**Region and label listings:**
------------------------------------
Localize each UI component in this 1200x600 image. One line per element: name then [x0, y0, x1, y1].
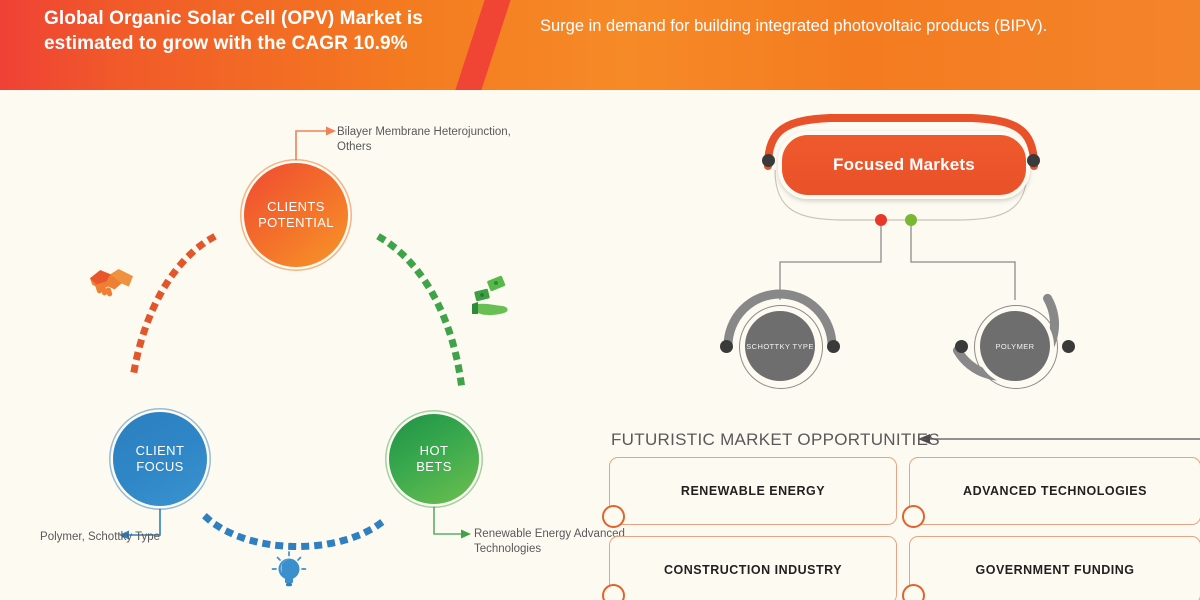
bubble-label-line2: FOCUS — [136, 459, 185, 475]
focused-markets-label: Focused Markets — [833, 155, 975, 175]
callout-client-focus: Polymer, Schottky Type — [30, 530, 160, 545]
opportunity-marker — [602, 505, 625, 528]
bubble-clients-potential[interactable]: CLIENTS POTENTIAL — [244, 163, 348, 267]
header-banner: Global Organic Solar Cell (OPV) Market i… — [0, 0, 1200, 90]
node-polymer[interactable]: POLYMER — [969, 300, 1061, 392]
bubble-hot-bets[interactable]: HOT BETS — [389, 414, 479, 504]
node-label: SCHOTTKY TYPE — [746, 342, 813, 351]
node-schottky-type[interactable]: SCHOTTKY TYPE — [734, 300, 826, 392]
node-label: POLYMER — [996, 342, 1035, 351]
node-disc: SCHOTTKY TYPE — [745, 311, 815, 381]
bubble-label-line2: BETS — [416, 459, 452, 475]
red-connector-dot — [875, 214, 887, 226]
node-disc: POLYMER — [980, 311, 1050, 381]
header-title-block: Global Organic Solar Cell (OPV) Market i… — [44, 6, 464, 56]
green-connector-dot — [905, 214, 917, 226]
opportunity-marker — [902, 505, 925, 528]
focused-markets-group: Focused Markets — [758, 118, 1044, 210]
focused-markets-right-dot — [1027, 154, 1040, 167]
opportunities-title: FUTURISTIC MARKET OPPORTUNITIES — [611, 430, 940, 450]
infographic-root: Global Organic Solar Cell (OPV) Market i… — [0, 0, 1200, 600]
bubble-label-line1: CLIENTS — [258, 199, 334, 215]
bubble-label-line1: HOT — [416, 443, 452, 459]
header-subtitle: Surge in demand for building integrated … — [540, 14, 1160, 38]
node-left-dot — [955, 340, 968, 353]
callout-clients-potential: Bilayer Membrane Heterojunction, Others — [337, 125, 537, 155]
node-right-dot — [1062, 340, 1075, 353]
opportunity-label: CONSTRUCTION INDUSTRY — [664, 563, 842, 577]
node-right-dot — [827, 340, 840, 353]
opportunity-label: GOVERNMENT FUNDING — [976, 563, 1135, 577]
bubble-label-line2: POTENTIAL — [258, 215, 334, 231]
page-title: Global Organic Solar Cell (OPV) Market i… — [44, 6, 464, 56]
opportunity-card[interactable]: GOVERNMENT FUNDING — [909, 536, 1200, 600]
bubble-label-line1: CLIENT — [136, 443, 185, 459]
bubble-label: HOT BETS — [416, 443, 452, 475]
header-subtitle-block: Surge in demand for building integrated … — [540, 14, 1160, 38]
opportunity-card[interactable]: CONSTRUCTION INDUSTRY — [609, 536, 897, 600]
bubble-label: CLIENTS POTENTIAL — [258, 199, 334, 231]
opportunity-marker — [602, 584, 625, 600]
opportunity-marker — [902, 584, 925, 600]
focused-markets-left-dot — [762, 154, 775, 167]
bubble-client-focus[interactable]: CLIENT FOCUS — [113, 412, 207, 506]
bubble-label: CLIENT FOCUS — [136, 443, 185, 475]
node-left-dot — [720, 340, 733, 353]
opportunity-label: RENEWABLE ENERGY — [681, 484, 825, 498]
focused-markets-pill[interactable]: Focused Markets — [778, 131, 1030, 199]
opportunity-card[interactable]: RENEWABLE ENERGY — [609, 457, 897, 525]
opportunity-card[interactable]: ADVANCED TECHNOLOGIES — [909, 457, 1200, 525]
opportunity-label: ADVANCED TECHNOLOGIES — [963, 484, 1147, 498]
------------------------------------
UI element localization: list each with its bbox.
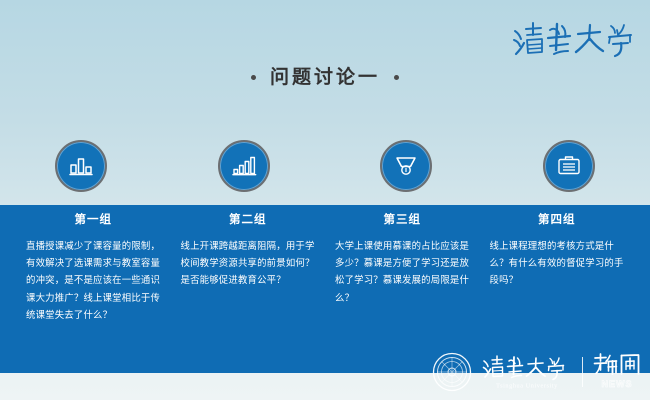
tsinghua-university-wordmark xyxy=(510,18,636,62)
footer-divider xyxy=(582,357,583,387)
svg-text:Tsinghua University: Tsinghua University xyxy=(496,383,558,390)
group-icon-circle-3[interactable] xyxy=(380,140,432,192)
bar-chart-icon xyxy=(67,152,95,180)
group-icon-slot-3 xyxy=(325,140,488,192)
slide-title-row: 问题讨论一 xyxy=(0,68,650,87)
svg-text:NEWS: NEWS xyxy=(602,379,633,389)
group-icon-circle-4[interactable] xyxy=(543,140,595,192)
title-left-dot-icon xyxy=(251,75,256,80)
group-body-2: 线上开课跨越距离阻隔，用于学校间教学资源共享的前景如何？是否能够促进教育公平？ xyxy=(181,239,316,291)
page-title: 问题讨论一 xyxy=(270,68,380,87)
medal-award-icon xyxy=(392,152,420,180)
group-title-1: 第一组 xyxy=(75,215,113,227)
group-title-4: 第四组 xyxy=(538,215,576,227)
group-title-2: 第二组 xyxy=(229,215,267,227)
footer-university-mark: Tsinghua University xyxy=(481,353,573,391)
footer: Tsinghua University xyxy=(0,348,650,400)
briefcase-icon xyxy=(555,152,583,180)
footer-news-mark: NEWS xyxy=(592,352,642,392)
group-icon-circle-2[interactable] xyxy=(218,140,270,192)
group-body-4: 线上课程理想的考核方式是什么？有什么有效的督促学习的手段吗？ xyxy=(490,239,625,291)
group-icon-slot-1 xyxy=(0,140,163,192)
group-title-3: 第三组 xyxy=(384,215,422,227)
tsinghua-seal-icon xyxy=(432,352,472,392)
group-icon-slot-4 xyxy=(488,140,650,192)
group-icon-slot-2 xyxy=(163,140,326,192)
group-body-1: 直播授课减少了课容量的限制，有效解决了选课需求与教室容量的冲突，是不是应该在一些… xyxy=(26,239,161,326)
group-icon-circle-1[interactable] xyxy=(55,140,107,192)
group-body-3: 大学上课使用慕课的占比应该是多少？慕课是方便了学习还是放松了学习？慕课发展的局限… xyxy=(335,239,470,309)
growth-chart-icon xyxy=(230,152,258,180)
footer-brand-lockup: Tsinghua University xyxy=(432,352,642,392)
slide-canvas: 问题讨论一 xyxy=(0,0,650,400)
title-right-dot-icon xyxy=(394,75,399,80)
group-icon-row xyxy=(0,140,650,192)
------------------------------------
**EXERCISE GOAL:**
Please write out, character for character, the part of the data that opens with the line containing "bubble-label-line2: FOCUS —" and closes with the line containing "opportunity-marker — [602, 505, 625, 528]", including both of those lines.

**FINAL RESULT:**
bubble-label-line2: FOCUS — [136, 459, 185, 475]
focused-markets-label: Focused Markets — [833, 155, 975, 175]
callout-client-focus: Polymer, Schottky Type — [30, 530, 160, 545]
opportunity-marker — [602, 505, 625, 528]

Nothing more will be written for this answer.